Task instructions =>
A - Could you repeat everything from "Social learning, the" down to "their strategy (1)?" in the passage on social learning, switching "formulas" to "slogans"?
B - Would you output everything from the start of the listing down to the line containing "tab-headers[interactable]: 标头 xyxy=(727,212,762,232)", that line included, character for character and nothing more?

Given passage =>
○ ○ ○
Social learning, the learning organisation, collective intelligence – so many terms that regularly come back into fashion, with a slightly different flavour each time…
What are learning experts looking for behind these inspiring formulas? What do they actually mean in reality? Sellers of dreams or enthusiastic visionaries? How do we separate the wheat from the chaff in companies that increasingly believe in making employee learning and development central to their strategy (1)?
Let’s go back in time first…
The rapid development of information technology in the 2000s soon made classroom-based learning look old hat, overly academic and complicated to deliver. This resulted in more “experiential” or “digital” systems that each had their hour of glory but also their limitations, either in terms of learning effectiveness, learner engagement, or… both. Serious games opened the way to gamification, and the arrival of MOOCs introduced the concept of training delivered at a set pace and laid the foundations for distance learning among peers. This list isn’t exhaustive but you get the idea: digital learning – or any other scientific/marketing name used to describe new ways of learning – mustn’t make the mistake of eliminating or devaluing the different methods that preceded it, because they all helped to build a multimodal structure replete with many possibilities.
What is social learning?
○ ○ ○
Data provided =>
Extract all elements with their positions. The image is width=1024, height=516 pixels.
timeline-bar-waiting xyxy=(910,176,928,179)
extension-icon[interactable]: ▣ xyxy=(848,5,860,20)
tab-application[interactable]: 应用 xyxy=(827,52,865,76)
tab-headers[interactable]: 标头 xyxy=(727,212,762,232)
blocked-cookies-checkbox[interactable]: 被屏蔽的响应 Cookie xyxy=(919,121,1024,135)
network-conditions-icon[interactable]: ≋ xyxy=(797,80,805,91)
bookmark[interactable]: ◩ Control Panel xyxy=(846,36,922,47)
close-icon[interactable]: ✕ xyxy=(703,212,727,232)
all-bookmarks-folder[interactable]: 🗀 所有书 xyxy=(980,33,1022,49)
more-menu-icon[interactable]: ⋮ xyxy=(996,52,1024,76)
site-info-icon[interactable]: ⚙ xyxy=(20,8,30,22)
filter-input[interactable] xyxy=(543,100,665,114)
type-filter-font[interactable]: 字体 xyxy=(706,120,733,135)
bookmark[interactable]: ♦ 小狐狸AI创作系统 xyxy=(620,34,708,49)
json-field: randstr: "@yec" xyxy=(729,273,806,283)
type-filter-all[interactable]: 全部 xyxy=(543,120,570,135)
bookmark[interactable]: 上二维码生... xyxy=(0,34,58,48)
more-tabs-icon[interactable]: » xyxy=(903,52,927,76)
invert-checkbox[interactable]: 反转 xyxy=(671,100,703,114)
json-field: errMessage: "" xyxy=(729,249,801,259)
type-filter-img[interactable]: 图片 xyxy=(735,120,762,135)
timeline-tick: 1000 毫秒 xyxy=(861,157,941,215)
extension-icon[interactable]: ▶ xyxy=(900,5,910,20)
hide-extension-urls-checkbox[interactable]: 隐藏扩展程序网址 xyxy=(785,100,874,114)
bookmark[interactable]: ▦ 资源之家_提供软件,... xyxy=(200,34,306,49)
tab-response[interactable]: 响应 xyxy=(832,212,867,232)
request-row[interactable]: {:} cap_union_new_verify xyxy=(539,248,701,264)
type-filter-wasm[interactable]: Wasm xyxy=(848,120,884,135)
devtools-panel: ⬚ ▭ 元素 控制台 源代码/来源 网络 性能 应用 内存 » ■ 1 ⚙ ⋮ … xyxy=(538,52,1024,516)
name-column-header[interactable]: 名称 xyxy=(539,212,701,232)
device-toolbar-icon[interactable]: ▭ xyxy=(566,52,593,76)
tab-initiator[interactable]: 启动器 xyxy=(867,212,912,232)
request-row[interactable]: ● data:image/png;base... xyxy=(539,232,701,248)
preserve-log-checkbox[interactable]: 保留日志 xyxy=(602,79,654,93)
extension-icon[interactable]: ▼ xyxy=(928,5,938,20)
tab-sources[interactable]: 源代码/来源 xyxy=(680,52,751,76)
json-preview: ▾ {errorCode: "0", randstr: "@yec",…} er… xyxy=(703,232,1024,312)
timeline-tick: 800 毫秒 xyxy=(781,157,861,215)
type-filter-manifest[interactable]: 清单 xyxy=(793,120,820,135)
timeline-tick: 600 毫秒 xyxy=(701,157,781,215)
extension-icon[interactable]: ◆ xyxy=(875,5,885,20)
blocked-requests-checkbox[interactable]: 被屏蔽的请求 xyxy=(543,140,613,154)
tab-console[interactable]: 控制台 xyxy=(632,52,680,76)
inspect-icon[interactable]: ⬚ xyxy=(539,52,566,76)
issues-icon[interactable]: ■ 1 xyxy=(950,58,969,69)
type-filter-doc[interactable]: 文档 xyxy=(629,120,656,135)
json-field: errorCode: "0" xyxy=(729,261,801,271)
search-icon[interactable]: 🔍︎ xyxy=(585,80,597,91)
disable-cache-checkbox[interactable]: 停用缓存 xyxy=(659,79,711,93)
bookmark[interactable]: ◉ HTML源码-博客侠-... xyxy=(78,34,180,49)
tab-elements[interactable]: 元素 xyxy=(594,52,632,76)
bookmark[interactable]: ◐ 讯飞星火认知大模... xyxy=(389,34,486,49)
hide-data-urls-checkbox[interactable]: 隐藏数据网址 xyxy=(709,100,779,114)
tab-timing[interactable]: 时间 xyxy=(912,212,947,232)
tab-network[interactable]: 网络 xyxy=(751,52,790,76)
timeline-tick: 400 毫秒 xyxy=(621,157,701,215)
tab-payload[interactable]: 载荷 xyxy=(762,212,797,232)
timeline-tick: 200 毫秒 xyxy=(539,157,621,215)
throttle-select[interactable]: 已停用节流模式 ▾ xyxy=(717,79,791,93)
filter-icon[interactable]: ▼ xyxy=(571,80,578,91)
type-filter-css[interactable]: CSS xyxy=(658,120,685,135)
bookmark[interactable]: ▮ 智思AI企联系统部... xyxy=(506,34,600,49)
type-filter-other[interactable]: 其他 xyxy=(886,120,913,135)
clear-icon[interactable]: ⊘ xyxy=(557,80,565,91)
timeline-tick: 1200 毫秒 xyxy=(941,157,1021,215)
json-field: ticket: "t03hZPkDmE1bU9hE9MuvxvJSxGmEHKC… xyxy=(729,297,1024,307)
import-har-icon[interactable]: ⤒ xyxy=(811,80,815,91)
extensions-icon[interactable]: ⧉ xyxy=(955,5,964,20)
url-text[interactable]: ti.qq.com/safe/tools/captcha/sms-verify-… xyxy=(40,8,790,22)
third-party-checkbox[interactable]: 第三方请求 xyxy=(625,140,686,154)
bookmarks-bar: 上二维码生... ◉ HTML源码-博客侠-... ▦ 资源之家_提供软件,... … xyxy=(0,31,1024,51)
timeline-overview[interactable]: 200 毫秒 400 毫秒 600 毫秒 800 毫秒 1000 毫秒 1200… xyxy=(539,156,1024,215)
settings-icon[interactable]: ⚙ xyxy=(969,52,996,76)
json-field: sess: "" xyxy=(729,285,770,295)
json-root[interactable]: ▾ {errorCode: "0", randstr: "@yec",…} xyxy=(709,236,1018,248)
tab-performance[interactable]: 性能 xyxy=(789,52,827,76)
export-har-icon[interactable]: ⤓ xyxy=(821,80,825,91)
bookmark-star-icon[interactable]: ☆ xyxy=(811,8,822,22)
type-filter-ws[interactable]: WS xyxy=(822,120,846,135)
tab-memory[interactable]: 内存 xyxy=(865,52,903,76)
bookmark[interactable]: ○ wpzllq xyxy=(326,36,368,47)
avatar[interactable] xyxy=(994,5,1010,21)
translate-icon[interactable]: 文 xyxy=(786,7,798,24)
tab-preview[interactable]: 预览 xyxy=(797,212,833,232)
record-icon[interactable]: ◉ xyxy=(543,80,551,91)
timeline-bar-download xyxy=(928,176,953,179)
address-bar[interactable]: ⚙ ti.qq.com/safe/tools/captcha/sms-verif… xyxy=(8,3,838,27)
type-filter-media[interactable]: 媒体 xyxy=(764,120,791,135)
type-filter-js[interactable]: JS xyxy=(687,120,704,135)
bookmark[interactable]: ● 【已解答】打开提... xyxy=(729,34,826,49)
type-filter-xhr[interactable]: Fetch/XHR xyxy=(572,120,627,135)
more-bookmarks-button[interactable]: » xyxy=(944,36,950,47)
○ ○ ○
Results by task =>
A -
Social learning, the learning organisation, collective intelligence – so many terms that regularly come back into fashion, with a slightly different flavour each time…
What are learning experts looking for behind these inspiring slogans? What do they actually mean in reality? Sellers of dreams or enthusiastic visionaries? How do we separate the wheat from the chaff in companies that increasingly believe in making employee learning and development central to their strategy (1)?

B -
Extract all elements with their positions. The image is width=1024, height=516 pixels.
timeline-bar-waiting xyxy=(910,176,928,179)
extension-icon[interactable]: ▣ xyxy=(848,5,860,20)
tab-application[interactable]: 应用 xyxy=(827,52,865,76)
tab-headers[interactable]: 标头 xyxy=(727,212,762,232)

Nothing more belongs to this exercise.